[START PROVIDED MATERIAL]
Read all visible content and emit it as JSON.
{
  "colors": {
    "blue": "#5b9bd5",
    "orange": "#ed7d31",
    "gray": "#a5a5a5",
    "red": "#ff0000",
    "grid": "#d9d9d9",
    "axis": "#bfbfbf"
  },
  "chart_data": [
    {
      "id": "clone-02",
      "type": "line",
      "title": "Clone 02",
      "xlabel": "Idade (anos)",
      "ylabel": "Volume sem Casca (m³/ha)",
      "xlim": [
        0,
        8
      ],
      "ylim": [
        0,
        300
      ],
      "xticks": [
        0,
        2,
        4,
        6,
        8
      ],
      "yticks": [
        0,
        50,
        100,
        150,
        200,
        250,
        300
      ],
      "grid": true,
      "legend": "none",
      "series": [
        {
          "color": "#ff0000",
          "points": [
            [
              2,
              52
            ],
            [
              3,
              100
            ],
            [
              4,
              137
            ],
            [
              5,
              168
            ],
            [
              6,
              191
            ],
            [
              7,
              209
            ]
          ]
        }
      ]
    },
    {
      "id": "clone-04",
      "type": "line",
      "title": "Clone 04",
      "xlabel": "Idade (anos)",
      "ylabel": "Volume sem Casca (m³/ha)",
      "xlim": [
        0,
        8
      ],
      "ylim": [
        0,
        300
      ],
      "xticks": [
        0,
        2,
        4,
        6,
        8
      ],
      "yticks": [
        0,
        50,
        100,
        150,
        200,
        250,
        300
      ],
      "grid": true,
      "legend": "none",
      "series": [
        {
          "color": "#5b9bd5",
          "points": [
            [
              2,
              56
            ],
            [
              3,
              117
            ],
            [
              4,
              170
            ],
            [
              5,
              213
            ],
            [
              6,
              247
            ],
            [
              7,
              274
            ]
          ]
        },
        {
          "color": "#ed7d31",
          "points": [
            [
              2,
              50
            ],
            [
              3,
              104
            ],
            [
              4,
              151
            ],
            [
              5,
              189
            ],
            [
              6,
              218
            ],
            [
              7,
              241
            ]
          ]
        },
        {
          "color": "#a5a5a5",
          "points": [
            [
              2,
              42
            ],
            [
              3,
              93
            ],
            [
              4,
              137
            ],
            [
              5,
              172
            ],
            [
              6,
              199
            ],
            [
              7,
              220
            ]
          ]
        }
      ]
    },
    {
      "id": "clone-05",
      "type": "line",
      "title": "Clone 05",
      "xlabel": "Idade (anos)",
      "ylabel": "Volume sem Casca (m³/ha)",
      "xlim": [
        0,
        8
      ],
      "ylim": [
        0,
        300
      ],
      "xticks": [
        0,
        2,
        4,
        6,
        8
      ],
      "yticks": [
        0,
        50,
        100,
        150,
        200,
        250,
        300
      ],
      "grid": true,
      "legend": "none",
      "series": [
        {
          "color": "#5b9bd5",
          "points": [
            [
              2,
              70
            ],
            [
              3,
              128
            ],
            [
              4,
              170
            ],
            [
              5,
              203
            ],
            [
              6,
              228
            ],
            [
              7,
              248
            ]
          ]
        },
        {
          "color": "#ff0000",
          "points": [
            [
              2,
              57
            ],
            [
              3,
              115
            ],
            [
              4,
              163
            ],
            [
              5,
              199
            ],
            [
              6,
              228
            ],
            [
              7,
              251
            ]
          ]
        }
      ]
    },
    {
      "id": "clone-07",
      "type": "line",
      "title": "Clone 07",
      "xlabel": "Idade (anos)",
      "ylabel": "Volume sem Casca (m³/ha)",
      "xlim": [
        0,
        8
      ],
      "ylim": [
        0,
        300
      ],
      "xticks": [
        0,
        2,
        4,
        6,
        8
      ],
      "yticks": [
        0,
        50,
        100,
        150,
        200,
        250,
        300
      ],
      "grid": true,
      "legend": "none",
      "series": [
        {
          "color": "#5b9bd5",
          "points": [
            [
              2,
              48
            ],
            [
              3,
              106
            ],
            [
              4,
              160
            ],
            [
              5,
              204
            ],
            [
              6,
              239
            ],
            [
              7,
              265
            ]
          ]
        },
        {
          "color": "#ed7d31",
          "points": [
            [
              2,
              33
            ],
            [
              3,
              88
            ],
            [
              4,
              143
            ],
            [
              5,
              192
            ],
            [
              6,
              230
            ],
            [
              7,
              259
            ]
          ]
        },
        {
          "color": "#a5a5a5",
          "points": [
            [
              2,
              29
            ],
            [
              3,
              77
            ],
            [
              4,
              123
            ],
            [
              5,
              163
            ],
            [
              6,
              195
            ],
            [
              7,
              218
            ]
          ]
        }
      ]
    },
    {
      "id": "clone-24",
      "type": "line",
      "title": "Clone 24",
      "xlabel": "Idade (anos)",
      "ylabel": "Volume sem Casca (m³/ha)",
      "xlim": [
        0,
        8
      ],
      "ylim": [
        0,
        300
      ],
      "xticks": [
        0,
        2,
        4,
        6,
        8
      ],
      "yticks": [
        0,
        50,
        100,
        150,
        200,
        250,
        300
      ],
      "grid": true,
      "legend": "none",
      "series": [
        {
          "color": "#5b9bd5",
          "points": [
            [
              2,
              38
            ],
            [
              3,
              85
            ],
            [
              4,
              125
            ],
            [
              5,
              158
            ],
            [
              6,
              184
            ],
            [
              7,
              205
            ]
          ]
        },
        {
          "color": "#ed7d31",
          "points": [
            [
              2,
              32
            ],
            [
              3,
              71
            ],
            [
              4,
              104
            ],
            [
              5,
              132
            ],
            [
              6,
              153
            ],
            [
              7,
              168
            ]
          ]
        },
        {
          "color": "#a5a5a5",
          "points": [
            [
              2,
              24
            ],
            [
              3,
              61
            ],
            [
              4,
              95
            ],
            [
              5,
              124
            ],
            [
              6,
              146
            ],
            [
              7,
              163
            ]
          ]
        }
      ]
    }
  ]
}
[END PROVIDED MATERIAL]
▸ **WRITTEN EXERCISE**
Write out the entries above word for word.

▸ **SOLUTION**
Read all visible content and emit it as JSON.
{
  "colors": {
    "blue": "#5b9bd5",
    "orange": "#ed7d31",
    "gray": "#a5a5a5",
    "red": "#ff0000",
    "grid": "#d9d9d9",
    "axis": "#bfbfbf"
  },
  "chart_data": [
    {
      "id": "clone-02",
      "type": "line",
      "title": "Clone 02",
      "xlabel": "Idade (anos)",
      "ylabel": "Volume sem Casca (m³/ha)",
      "xlim": [
        0,
        8
      ],
      "ylim": [
        0,
        300
      ],
      "xticks": [
        0,
        2,
        4,
        6,
        8
      ],
      "yticks": [
        0,
        50,
        100,
        150,
        200,
        250,
        300
      ],
      "grid": true,
      "legend": "none",
      "series": [
        {
          "color": "#ff0000",
          "points": [
            [
              2,
              52
            ],
            [
              3,
              100
            ],
            [
              4,
              137
            ],
            [
              5,
              168
            ],
            [
              6,
              191
            ],
            [
              7,
              209
            ]
          ]
        }
      ]
    },
    {
      "id": "clone-04",
      "type": "line",
      "title": "Clone 04",
      "xlabel": "Idade (anos)",
      "ylabel": "Volume sem Casca (m³/ha)",
      "xlim": [
        0,
        8
      ],
      "ylim": [
        0,
        300
      ],
      "xticks": [
        0,
        2,
        4,
        6,
        8
      ],
      "yticks": [
        0,
        50,
        100,
        150,
        200,
        250,
        300
      ],
      "grid": true,
      "legend": "none",
      "series": [
        {
          "color": "#5b9bd5",
          "points": [
            [
              2,
              56
            ],
            [
              3,
              117
            ],
            [
              4,
              170
            ],
            [
              5,
              213
            ],
            [
              6,
              247
            ],
            [
              7,
              274
            ]
          ]
        },
        {
          "color": "#ed7d31",
          "points": [
            [
              2,
              50
            ],
            [
              3,
              104
            ],
            [
              4,
              151
            ],
            [
              5,
              189
            ],
            [
              6,
              218
            ],
            [
              7,
              241
            ]
          ]
        },
        {
          "color": "#a5a5a5",
          "points": [
            [
              2,
              42
            ],
            [
              3,
              93
            ],
            [
              4,
              137
            ],
            [
              5,
              172
            ],
            [
              6,
              199
            ],
            [
              7,
              220
            ]
          ]
        }
      ]
    },
    {
      "id": "clone-05",
      "type": "line",
      "title": "Clone 05",
      "xlabel": "Idade (anos)",
      "ylabel": "Volume sem Casca (m³/ha)",
      "xlim": [
        0,
        8
      ],
      "ylim": [
        0,
        300
      ],
      "xticks": [
        0,
        2,
        4,
        6,
        8
      ],
      "yticks": [
        0,
        50,
        100,
        150,
        200,
        250,
        300
      ],
      "grid": true,
      "legend": "none",
      "series": [
        {
          "color": "#5b9bd5",
          "points": [
            [
              2,
              70
            ],
            [
              3,
              128
            ],
            [
              4,
              170
            ],
            [
              5,
              203
            ],
            [
              6,
              228
            ],
            [
              7,
              248
            ]
          ]
        },
        {
          "color": "#ff0000",
          "points": [
            [
              2,
              57
            ],
            [
              3,
              115
            ],
            [
              4,
              163
            ],
            [
              5,
              199
            ],
            [
              6,
              228
            ],
            [
              7,
              251
            ]
          ]
        }
      ]
    },
    {
      "id": "clone-07",
      "type": "line",
      "title": "Clone 07",
      "xlabel": "Idade (anos)",
      "ylabel": "Volume sem Casca (m³/ha)",
      "xlim": [
        0,
        8
      ],
      "ylim": [
        0,
        300
      ],
      "xticks": [
        0,
        2,
        4,
        6,
        8
      ],
      "yticks": [
        0,
        50,
        100,
        150,
        200,
        250,
        300
      ],
      "grid": true,
      "legend": "none",
      "series": [
        {
          "color": "#5b9bd5",
          "points": [
            [
              2,
              48
            ],
            [
              3,
              106
            ],
            [
              4,
              160
            ],
            [
              5,
              204
            ],
            [
              6,
              239
            ],
            [
              7,
              265
            ]
          ]
        },
        {
          "color": "#ed7d31",
          "points": [
            [
              2,
              33
            ],
            [
              3,
              88
            ],
            [
              4,
              143
            ],
            [
              5,
              192
            ],
            [
              6,
              230
            ],
            [
              7,
              259
            ]
          ]
        },
        {
          "color": "#a5a5a5",
          "points": [
            [
              2,
              29
            ],
            [
              3,
              77
            ],
            [
              4,
              123
            ],
            [
              5,
              163
            ],
            [
              6,
              195
            ],
            [
              7,
              218
            ]
          ]
        }
      ]
    },
    {
      "id": "clone-24",
      "type": "line",
      "title": "Clone 24",
      "xlabel": "Idade (anos)",
      "ylabel": "Volume sem Casca (m³/ha)",
      "xlim": [
        0,
        8
      ],
      "ylim": [
        0,
        300
      ],
      "xticks": [
        0,
        2,
        4,
        6,
        8
      ],
      "yticks": [
        0,
        50,
        100,
        150,
        200,
        250,
        300
      ],
      "grid": true,
      "legend": "none",
      "series": [
        {
          "color": "#5b9bd5",
          "points": [
            [
              2,
              38
            ],
            [
              3,
              85
            ],
            [
              4,
              125
            ],
            [
              5,
              158
            ],
            [
              6,
              184
            ],
            [
              7,
              205
            ]
          ]
        },
        {
          "color": "#ed7d31",
          "points": [
            [
              2,
              32
            ],
            [
              3,
              71
            ],
            [
              4,
              104
            ],
            [
              5,
              132
            ],
            [
              6,
              153
            ],
            [
              7,
              168
            ]
          ]
        },
        {
          "color": "#a5a5a5",
          "points": [
            [
              2,
              24
            ],
            [
              3,
              61
            ],
            [
              4,
              95
            ],
            [
              5,
              124
            ],
            [
              6,
              146
            ],
            [
              7,
              163
            ]
          ]
        }
      ]
    }
  ]
}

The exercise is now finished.